> Raw records
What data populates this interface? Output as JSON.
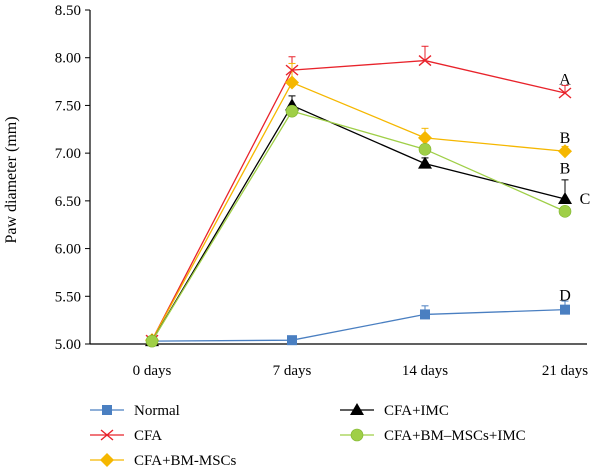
{
  "chart_data": {
    "type": "line",
    "title": "",
    "xlabel": "",
    "ylabel": "Paw diameter (mm)",
    "categories": [
      "0 days",
      "7 days",
      "14 days",
      "21 days"
    ],
    "ylim": [
      5.0,
      8.5
    ],
    "yticks": [
      "5.00",
      "5.50",
      "6.00",
      "6.50",
      "7.00",
      "7.50",
      "8.00",
      "8.50"
    ],
    "grid": false,
    "legend_position": "bottom",
    "series": [
      {
        "name": "Normal",
        "color": "#4a7fc1",
        "marker": "square",
        "values": [
          5.03,
          5.04,
          5.31,
          5.36
        ],
        "errors": [
          0,
          0,
          0.09,
          0.09
        ]
      },
      {
        "name": "CFA",
        "color": "#e8232b",
        "marker": "x",
        "values": [
          5.04,
          7.87,
          7.97,
          7.63
        ],
        "errors": [
          0,
          0.14,
          0.15,
          0.08
        ]
      },
      {
        "name": "CFA+BM-MSCs",
        "color": "#f5b700",
        "marker": "diamond",
        "values": [
          5.04,
          7.74,
          7.16,
          7.02
        ],
        "errors": [
          0,
          0.2,
          0.1,
          0.05
        ]
      },
      {
        "name": "CFA+IMC",
        "color": "#000000",
        "marker": "triangle",
        "values": [
          5.03,
          7.5,
          6.89,
          6.52
        ],
        "errors": [
          0,
          0.1,
          0.06,
          0.2
        ]
      },
      {
        "name": "CFA+BM–MSCs+IMC",
        "color": "#9fcf47",
        "marker": "circle",
        "values": [
          5.03,
          7.44,
          7.04,
          6.39
        ],
        "errors": [
          0,
          0,
          0,
          0
        ]
      }
    ],
    "annotations": [
      {
        "text": "A",
        "category": "21 days",
        "value": 7.78
      },
      {
        "text": "B",
        "category": "21 days",
        "value": 7.17
      },
      {
        "text": "B",
        "category": "21 days",
        "value": 6.85
      },
      {
        "text": "C",
        "category": "21 days",
        "value": 6.53
      },
      {
        "text": "D",
        "category": "21 days",
        "value": 5.52
      }
    ]
  }
}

> Exercise description
Write out each line of the data exactly; the images should be left out.

> Expected answer
What data populates this interface? Output as JSON.
{
  "chart_data": {
    "type": "line",
    "title": "",
    "xlabel": "",
    "ylabel": "Paw diameter (mm)",
    "categories": [
      "0 days",
      "7 days",
      "14 days",
      "21 days"
    ],
    "ylim": [
      5.0,
      8.5
    ],
    "yticks": [
      "5.00",
      "5.50",
      "6.00",
      "6.50",
      "7.00",
      "7.50",
      "8.00",
      "8.50"
    ],
    "grid": false,
    "legend_position": "bottom",
    "series": [
      {
        "name": "Normal",
        "color": "#4a7fc1",
        "marker": "square",
        "values": [
          5.03,
          5.04,
          5.31,
          5.36
        ],
        "errors": [
          0,
          0,
          0.09,
          0.09
        ]
      },
      {
        "name": "CFA",
        "color": "#e8232b",
        "marker": "x",
        "values": [
          5.04,
          7.87,
          7.97,
          7.63
        ],
        "errors": [
          0,
          0.14,
          0.15,
          0.08
        ]
      },
      {
        "name": "CFA+BM-MSCs",
        "color": "#f5b700",
        "marker": "diamond",
        "values": [
          5.04,
          7.74,
          7.16,
          7.02
        ],
        "errors": [
          0,
          0.2,
          0.1,
          0.05
        ]
      },
      {
        "name": "CFA+IMC",
        "color": "#000000",
        "marker": "triangle",
        "values": [
          5.03,
          7.5,
          6.89,
          6.52
        ],
        "errors": [
          0,
          0.1,
          0.06,
          0.2
        ]
      },
      {
        "name": "CFA+BM–MSCs+IMC",
        "color": "#9fcf47",
        "marker": "circle",
        "values": [
          5.03,
          7.44,
          7.04,
          6.39
        ],
        "errors": [
          0,
          0,
          0,
          0
        ]
      }
    ],
    "annotations": [
      {
        "text": "A",
        "category": "21 days",
        "value": 7.78
      },
      {
        "text": "B",
        "category": "21 days",
        "value": 7.17
      },
      {
        "text": "B",
        "category": "21 days",
        "value": 6.85
      },
      {
        "text": "C",
        "category": "21 days",
        "value": 6.53
      },
      {
        "text": "D",
        "category": "21 days",
        "value": 5.52
      }
    ]
  }
}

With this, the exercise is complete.